WRITTEN REQUEST => Scan the listing that follows and report how many lines contain "false". Write the number alone.

[Dataset rows about figures]
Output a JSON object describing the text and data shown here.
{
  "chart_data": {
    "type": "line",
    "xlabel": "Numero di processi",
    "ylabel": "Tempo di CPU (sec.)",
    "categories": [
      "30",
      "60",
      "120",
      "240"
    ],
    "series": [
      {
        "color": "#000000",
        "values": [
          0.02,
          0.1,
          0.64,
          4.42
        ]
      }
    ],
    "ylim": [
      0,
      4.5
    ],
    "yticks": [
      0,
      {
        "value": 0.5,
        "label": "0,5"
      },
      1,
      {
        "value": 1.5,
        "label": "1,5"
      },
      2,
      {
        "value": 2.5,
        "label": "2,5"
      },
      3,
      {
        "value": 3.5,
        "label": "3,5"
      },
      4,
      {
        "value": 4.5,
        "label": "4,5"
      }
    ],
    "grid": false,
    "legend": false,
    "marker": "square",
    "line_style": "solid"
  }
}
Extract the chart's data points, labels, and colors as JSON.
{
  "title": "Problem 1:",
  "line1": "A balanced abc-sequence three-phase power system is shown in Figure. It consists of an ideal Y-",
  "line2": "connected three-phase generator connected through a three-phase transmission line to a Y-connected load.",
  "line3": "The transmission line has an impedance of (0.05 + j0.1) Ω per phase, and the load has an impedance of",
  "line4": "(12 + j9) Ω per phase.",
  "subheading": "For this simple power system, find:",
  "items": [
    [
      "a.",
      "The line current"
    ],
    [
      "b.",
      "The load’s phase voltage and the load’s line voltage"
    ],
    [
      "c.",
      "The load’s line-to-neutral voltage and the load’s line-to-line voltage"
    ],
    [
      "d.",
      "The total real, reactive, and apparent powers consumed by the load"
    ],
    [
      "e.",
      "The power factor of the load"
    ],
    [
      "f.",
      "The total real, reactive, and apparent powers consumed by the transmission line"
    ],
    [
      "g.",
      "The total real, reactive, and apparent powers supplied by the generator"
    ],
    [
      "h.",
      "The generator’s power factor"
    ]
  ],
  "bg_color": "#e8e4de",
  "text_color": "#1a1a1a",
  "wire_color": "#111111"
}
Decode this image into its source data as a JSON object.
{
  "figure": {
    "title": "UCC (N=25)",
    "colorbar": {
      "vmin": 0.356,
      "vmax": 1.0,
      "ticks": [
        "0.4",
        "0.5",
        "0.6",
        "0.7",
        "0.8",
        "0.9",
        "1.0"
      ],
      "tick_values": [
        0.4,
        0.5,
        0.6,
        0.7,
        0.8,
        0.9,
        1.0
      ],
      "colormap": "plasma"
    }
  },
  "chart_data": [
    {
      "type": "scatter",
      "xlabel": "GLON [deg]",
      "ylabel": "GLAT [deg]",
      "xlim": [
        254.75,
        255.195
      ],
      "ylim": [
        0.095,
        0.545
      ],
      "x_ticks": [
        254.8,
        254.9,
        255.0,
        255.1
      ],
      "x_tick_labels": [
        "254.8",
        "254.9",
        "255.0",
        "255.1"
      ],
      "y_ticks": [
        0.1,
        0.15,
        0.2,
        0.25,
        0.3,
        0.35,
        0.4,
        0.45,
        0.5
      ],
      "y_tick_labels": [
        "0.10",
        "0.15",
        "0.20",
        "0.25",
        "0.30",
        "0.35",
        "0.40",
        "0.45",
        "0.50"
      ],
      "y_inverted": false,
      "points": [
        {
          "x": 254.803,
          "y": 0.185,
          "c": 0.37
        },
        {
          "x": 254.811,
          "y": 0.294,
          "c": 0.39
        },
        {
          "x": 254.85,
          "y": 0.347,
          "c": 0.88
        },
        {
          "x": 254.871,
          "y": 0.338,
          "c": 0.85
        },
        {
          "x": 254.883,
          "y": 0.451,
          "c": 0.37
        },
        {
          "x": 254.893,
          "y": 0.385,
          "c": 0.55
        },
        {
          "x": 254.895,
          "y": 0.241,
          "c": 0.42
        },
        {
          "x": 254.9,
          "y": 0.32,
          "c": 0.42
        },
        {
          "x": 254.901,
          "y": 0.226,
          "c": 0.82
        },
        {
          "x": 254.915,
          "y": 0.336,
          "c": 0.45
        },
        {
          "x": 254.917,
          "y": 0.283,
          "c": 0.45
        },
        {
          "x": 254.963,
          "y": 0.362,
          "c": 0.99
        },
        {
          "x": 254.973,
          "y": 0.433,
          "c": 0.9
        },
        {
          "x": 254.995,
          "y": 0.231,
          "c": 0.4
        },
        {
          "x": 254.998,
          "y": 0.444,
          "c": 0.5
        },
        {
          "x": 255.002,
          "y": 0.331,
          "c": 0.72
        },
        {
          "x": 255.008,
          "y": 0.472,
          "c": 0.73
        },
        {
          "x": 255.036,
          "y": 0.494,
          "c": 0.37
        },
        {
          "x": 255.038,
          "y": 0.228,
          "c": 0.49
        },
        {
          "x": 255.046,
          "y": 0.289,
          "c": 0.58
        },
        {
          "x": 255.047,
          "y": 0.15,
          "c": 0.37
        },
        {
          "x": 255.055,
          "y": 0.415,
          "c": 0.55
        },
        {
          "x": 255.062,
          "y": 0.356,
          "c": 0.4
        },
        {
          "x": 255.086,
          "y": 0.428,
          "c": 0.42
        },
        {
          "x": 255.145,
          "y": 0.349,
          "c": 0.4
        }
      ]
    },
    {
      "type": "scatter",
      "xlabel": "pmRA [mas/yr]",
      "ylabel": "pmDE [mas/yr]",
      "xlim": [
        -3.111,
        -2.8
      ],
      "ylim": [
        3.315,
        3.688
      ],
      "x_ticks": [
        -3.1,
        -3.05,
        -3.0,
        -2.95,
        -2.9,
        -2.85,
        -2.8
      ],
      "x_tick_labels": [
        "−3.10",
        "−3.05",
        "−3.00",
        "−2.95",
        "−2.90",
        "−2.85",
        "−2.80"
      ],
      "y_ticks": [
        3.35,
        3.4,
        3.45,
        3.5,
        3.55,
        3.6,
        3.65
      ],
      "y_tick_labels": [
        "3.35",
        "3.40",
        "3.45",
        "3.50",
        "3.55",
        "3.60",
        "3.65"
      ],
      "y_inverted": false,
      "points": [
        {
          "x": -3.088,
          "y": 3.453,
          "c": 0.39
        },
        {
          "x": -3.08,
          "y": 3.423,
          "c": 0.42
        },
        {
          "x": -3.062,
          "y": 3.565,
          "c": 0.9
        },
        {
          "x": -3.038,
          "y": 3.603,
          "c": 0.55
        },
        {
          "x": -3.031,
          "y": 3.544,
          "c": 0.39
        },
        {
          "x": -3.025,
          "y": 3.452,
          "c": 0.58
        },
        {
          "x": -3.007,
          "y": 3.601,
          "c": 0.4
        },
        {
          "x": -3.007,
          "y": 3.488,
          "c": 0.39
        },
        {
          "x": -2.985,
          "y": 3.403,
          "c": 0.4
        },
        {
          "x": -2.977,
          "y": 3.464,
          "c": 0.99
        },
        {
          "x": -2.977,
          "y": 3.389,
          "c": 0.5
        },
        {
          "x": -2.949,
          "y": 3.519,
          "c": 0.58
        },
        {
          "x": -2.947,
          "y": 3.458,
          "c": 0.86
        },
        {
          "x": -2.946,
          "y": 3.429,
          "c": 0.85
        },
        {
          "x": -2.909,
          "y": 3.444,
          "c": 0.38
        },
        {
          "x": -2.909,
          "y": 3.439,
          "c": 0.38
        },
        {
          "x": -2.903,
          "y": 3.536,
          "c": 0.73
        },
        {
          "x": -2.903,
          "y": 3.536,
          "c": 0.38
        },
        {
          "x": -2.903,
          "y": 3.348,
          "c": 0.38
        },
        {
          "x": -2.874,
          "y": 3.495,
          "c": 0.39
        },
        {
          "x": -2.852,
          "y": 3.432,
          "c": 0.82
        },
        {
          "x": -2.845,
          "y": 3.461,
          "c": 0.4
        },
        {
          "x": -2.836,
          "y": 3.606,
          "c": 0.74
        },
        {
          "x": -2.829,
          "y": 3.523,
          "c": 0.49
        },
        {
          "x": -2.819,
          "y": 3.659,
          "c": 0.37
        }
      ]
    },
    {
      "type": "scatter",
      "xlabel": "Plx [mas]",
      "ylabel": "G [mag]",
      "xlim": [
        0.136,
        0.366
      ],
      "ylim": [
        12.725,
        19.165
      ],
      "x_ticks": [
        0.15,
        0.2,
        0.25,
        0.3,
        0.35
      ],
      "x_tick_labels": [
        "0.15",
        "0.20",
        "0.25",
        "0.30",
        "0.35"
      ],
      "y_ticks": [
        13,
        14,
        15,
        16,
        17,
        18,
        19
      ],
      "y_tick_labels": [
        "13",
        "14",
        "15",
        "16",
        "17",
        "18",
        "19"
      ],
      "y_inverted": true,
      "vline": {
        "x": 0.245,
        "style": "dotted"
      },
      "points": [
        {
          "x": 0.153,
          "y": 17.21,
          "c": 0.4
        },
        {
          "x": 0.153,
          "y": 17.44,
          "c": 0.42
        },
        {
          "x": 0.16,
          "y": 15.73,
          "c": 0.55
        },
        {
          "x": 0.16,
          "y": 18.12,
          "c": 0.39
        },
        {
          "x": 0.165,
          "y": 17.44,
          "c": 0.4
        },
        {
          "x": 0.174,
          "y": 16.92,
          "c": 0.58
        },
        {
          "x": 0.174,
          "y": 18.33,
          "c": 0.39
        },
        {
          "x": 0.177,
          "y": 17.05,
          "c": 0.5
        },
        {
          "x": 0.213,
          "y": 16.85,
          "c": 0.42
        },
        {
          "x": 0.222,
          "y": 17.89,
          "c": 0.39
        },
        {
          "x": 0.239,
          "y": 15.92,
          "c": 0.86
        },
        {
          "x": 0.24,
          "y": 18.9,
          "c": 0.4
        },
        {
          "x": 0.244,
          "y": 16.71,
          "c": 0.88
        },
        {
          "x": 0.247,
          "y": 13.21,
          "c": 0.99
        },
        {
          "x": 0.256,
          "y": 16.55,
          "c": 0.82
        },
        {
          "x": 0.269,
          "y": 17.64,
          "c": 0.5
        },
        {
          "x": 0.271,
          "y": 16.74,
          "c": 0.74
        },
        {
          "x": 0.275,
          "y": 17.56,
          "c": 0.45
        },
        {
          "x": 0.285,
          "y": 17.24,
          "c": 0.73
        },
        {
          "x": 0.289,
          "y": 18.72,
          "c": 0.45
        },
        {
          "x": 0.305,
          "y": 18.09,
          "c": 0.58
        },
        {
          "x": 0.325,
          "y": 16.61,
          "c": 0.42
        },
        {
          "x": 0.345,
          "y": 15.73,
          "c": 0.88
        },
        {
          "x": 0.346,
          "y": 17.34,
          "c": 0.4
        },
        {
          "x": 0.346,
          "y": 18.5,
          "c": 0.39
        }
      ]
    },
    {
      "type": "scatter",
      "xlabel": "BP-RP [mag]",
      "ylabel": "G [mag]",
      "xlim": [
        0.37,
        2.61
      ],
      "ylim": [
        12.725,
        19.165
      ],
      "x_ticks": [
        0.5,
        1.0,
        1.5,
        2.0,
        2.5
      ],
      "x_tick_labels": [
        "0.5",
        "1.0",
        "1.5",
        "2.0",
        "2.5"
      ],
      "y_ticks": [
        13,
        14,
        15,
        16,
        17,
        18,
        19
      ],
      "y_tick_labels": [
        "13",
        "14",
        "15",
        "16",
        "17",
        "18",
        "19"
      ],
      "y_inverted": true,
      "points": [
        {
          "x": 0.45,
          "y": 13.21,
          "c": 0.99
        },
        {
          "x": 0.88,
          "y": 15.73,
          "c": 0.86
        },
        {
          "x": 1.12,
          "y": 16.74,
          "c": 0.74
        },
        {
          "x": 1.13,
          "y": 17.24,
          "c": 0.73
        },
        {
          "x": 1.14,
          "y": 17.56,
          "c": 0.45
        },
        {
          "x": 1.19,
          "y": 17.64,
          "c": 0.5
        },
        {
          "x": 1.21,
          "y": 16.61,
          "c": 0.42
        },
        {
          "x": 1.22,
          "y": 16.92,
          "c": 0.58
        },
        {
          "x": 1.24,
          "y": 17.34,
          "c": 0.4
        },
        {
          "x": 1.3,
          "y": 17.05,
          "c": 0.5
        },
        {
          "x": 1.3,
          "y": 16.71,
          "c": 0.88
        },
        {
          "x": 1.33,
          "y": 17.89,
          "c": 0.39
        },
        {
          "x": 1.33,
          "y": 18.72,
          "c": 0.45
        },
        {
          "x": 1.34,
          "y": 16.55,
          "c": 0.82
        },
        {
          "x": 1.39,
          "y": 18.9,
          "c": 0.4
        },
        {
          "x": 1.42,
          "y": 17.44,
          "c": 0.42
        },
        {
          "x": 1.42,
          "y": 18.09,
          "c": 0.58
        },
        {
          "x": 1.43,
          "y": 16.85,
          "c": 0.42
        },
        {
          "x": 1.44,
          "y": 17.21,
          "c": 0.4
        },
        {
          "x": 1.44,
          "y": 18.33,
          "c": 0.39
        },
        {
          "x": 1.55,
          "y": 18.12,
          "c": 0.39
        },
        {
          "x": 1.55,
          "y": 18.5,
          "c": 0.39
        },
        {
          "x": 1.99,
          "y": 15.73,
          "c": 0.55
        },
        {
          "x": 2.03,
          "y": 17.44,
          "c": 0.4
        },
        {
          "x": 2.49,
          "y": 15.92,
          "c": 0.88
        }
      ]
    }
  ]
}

FINAL ANSWER => 4